A run of records:
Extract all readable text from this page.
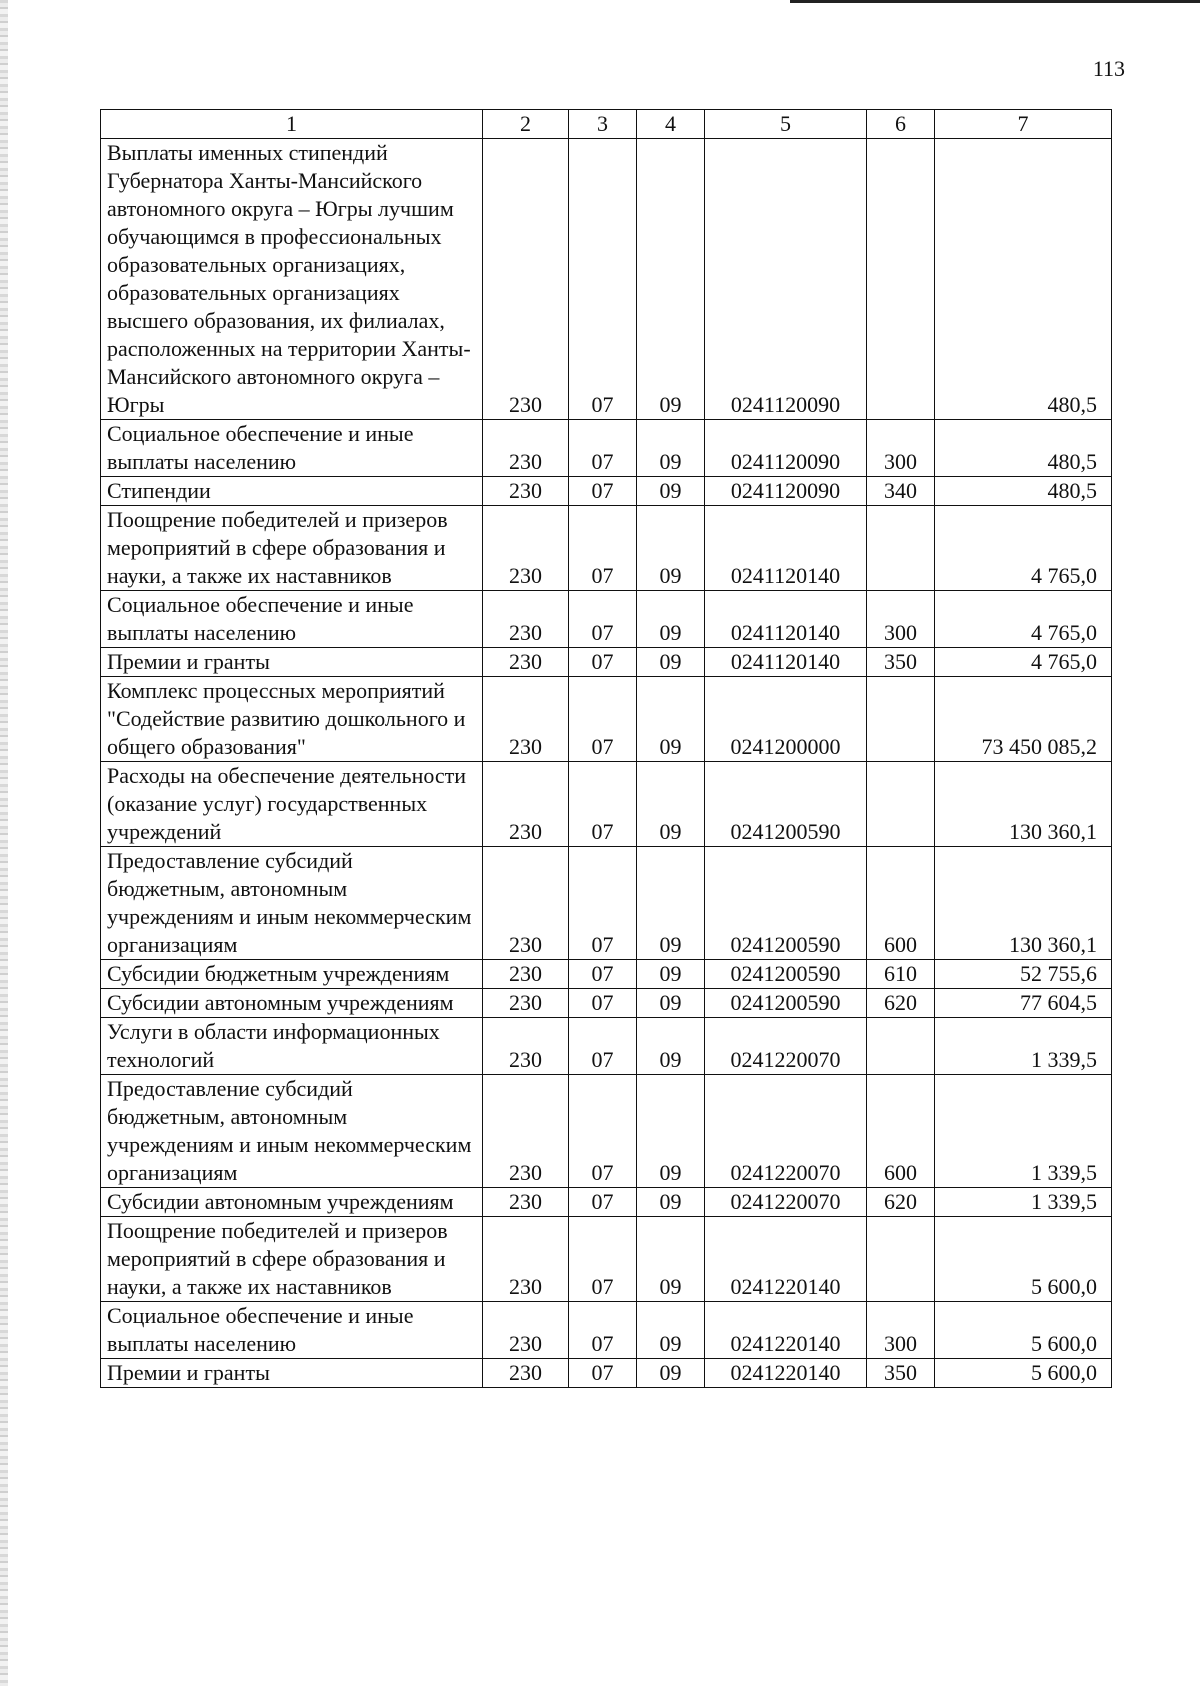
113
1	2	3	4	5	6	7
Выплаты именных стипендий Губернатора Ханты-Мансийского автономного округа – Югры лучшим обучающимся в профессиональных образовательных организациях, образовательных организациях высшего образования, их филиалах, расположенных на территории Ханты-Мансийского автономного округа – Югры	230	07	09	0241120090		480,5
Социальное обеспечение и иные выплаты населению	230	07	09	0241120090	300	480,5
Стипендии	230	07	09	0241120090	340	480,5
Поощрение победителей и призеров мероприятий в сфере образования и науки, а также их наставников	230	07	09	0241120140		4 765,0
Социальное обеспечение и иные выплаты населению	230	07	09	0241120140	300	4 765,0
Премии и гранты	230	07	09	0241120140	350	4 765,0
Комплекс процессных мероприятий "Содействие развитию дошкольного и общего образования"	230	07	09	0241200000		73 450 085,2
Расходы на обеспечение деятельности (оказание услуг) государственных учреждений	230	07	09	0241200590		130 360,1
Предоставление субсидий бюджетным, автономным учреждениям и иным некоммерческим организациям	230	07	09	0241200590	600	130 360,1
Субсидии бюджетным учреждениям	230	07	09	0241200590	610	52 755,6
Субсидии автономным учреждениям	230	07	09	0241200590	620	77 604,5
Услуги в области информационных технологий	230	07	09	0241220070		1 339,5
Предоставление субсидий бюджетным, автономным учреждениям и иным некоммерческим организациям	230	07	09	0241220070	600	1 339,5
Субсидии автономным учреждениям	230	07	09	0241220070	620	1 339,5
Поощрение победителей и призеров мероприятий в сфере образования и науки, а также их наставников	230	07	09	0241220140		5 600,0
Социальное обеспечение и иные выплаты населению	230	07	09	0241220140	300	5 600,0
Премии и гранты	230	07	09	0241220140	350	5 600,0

OBJECTIVE: Only lines that contain the word "призеров" are wanted; copy each of them.

SOLUTION:
Поощрение победителей и призеров мероприятий в сфере образования и науки, а также их наставников	230	07	09	0241120140		4 765,0
Поощрение победителей и призеров мероприятий в сфере образования и науки, а также их наставников	230	07	09	0241220140		5 600,0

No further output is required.